----- Records supplied

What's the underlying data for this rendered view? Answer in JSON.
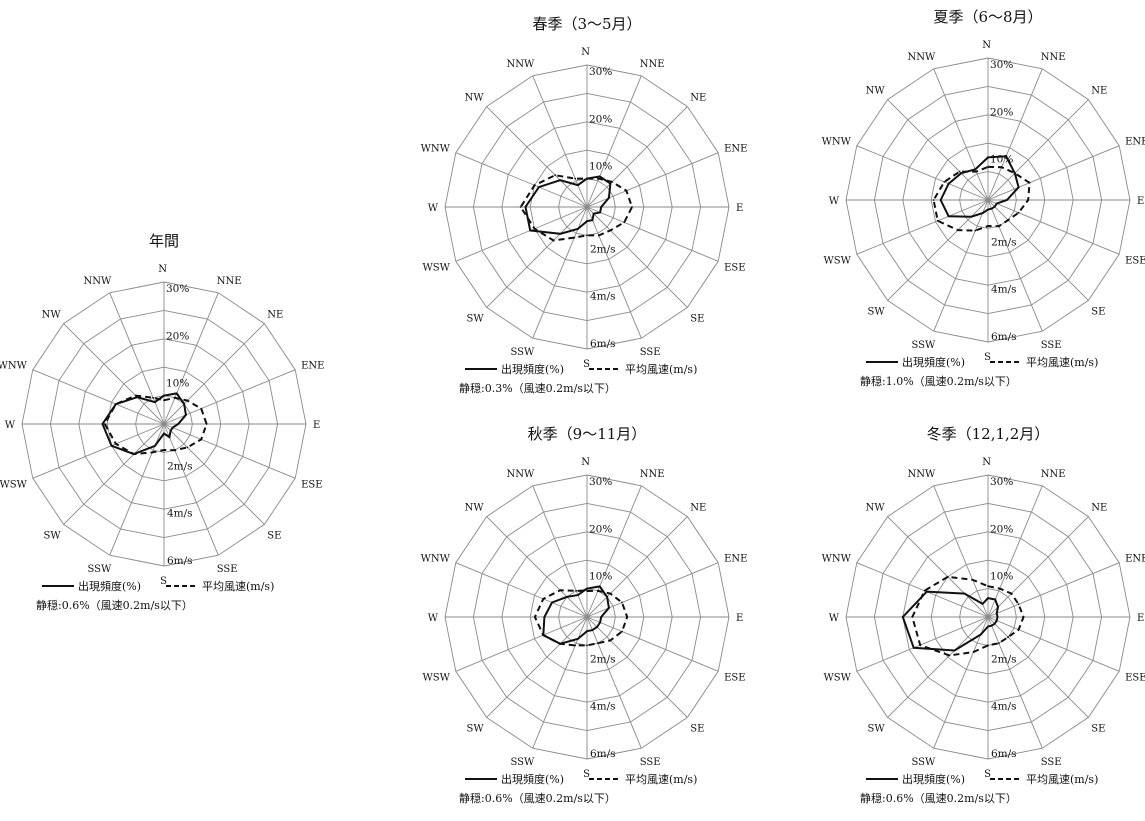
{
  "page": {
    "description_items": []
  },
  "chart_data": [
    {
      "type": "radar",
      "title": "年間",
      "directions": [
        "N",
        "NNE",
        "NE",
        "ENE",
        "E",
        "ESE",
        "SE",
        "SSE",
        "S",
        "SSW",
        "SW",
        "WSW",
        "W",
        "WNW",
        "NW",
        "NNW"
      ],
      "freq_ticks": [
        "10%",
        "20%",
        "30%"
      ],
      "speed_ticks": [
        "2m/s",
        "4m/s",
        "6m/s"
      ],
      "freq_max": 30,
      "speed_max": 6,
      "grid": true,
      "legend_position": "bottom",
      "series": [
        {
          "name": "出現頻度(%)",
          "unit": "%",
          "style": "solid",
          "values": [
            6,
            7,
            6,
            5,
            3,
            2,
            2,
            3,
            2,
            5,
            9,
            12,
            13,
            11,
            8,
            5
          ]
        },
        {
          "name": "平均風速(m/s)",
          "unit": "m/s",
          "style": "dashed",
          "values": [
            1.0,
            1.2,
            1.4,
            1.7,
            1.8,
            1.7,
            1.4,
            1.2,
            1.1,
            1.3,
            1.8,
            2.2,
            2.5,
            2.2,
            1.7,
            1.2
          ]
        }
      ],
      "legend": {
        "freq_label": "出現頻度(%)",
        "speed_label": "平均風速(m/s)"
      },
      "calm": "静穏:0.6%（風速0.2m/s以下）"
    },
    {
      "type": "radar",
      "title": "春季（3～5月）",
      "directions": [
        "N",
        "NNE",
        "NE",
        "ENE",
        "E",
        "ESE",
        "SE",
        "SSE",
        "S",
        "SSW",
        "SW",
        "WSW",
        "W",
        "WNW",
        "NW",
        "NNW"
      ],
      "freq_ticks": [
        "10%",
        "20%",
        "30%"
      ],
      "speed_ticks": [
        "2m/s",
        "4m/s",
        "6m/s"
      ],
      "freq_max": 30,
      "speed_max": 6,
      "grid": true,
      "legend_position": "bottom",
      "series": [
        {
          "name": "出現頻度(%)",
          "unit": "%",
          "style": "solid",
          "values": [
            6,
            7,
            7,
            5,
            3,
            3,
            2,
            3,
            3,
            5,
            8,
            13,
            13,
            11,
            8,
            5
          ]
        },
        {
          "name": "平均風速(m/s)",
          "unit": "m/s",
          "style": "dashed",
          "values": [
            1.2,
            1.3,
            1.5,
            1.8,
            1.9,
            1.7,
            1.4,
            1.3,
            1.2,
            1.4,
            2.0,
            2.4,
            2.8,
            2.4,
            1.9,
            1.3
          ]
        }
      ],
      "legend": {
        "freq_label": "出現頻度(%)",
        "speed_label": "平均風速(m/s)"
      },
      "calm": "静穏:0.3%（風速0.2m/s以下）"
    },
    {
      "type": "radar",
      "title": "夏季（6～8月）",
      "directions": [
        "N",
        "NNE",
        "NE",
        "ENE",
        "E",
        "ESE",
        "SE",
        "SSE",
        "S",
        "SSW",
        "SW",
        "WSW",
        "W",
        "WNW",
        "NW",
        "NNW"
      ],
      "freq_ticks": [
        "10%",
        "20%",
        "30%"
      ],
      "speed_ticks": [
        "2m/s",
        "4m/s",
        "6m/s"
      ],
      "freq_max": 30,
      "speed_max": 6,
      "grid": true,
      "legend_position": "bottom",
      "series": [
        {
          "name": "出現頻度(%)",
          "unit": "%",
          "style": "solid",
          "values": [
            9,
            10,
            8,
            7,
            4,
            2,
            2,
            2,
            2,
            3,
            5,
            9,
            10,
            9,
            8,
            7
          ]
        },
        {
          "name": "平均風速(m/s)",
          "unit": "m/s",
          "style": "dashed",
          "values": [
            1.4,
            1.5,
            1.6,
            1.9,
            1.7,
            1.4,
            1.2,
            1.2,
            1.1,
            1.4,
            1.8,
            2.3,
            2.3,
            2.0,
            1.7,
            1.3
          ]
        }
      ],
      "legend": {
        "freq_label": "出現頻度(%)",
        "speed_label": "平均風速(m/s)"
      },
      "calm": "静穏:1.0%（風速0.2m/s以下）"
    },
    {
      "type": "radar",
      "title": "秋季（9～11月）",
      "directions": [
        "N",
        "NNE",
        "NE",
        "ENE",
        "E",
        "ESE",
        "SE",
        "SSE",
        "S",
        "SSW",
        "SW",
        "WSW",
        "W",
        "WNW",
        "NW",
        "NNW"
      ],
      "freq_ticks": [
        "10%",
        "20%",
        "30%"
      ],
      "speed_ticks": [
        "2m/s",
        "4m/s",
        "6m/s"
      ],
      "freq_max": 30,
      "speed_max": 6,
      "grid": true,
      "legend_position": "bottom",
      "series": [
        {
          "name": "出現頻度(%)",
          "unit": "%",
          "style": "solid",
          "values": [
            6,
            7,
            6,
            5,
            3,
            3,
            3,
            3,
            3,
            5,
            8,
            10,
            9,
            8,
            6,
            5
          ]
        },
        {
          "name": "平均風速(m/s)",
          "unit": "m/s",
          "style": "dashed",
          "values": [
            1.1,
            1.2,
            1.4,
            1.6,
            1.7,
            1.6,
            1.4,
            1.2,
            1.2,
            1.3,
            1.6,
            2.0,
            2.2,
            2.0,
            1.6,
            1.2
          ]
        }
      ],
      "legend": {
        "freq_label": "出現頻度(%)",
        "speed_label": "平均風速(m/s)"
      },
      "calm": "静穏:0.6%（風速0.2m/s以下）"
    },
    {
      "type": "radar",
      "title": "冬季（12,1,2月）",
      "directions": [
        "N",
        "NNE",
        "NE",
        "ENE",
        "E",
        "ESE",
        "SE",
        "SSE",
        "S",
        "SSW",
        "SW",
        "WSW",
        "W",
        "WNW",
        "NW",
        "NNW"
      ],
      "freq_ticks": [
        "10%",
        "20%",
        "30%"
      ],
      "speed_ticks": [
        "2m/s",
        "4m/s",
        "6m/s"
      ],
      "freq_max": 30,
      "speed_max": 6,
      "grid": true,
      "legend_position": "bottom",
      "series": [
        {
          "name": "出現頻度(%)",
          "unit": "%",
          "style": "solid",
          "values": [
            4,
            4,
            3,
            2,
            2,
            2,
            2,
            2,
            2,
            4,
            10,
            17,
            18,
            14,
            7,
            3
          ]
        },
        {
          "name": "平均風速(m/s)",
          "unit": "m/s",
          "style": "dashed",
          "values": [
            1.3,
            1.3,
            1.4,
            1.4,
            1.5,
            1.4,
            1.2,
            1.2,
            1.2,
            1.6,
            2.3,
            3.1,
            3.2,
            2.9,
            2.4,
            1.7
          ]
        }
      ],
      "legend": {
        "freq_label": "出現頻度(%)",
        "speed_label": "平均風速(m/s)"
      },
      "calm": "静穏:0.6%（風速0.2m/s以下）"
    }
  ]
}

----------
----- Records supplied

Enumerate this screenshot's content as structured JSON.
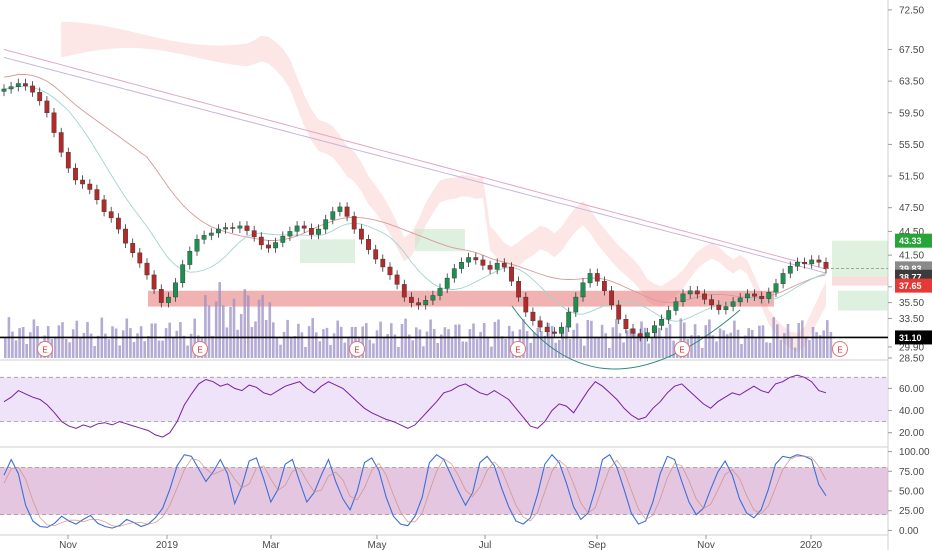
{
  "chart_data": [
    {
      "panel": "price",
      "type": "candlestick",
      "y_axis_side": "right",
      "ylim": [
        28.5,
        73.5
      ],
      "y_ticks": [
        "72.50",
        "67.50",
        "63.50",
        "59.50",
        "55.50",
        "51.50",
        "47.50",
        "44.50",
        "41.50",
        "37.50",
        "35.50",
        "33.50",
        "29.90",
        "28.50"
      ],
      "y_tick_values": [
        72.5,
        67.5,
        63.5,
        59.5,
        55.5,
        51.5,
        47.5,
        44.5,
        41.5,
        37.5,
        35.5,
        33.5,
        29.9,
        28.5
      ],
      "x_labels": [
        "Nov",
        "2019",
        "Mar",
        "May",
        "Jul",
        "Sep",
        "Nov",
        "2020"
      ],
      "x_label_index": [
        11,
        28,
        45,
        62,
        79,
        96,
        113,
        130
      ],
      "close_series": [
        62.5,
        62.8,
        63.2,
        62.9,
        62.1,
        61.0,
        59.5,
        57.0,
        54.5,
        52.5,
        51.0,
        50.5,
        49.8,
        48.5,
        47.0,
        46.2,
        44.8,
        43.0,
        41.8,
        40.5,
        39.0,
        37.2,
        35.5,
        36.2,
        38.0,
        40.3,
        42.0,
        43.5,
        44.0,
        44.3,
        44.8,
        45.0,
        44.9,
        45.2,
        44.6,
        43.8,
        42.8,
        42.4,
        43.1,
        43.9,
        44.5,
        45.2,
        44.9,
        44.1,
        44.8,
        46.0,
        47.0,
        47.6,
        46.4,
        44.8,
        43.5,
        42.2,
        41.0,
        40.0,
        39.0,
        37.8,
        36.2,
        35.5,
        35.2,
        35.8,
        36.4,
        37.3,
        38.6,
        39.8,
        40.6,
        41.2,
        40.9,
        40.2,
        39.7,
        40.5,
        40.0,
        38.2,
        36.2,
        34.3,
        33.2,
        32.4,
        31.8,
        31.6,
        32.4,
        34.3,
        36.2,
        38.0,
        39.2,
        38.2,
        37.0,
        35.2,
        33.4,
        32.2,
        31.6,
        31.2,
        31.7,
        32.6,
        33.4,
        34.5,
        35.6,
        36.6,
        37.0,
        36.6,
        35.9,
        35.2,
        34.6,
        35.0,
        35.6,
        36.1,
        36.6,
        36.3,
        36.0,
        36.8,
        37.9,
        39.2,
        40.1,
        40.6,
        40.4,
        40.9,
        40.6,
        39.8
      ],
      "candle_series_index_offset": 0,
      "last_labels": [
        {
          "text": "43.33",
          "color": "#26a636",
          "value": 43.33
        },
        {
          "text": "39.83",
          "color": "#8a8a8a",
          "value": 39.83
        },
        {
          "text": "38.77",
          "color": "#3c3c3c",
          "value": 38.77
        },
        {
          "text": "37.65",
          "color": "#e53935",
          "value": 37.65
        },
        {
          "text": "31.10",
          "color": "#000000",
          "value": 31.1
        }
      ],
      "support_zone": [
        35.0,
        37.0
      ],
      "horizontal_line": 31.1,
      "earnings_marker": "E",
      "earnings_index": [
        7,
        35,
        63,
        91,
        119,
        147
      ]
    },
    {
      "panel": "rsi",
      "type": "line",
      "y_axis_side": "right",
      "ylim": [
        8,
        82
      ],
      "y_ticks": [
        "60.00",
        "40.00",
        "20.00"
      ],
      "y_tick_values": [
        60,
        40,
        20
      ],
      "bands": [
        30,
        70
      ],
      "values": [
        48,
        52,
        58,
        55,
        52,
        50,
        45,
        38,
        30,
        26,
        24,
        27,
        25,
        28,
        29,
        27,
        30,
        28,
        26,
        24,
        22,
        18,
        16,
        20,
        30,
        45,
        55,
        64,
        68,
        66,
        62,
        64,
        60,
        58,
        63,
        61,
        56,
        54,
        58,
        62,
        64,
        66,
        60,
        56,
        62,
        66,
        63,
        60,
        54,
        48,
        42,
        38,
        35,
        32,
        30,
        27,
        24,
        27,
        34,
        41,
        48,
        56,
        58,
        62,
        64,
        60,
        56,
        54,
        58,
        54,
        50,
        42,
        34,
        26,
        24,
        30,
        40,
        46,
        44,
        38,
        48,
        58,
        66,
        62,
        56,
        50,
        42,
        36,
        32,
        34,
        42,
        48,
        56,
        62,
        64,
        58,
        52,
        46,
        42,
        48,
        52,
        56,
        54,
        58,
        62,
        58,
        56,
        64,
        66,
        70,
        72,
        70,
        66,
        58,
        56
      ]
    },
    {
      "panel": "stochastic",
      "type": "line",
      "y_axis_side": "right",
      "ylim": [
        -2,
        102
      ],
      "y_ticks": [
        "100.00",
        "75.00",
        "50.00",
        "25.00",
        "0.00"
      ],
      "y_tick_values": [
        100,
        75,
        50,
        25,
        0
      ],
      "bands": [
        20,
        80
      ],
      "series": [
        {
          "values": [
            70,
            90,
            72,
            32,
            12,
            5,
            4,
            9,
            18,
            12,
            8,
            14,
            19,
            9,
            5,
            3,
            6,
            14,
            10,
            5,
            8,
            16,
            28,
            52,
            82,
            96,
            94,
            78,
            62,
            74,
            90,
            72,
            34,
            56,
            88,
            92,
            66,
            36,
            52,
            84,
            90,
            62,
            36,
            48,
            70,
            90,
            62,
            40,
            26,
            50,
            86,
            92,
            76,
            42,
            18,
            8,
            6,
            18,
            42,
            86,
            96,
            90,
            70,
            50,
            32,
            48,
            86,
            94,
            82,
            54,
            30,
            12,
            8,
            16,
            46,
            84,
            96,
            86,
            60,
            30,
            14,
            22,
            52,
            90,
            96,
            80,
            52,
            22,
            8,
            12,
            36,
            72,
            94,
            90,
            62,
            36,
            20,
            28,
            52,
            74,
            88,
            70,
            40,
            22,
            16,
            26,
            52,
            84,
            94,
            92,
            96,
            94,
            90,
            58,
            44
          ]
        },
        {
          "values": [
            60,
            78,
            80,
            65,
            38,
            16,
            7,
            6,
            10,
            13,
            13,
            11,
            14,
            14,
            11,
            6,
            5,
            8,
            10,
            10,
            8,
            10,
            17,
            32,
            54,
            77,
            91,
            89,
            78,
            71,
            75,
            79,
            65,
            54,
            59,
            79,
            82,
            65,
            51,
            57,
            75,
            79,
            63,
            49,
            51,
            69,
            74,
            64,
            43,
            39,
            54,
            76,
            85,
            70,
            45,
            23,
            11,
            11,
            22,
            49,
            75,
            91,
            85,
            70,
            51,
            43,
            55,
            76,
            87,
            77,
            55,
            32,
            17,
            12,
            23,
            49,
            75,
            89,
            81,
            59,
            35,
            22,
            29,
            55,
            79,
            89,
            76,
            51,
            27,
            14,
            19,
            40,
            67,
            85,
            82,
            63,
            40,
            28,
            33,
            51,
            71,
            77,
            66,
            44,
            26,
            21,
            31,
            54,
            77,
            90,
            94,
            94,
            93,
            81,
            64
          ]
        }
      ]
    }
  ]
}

----------

Using the listing above, show every line that includes the string "color".

▶ **Answer below**:
          "color": "#26a636",
          "color": "#8a8a8a",
          "color": "#3c3c3c",
          "color": "#e53935",
          "color": "#000000",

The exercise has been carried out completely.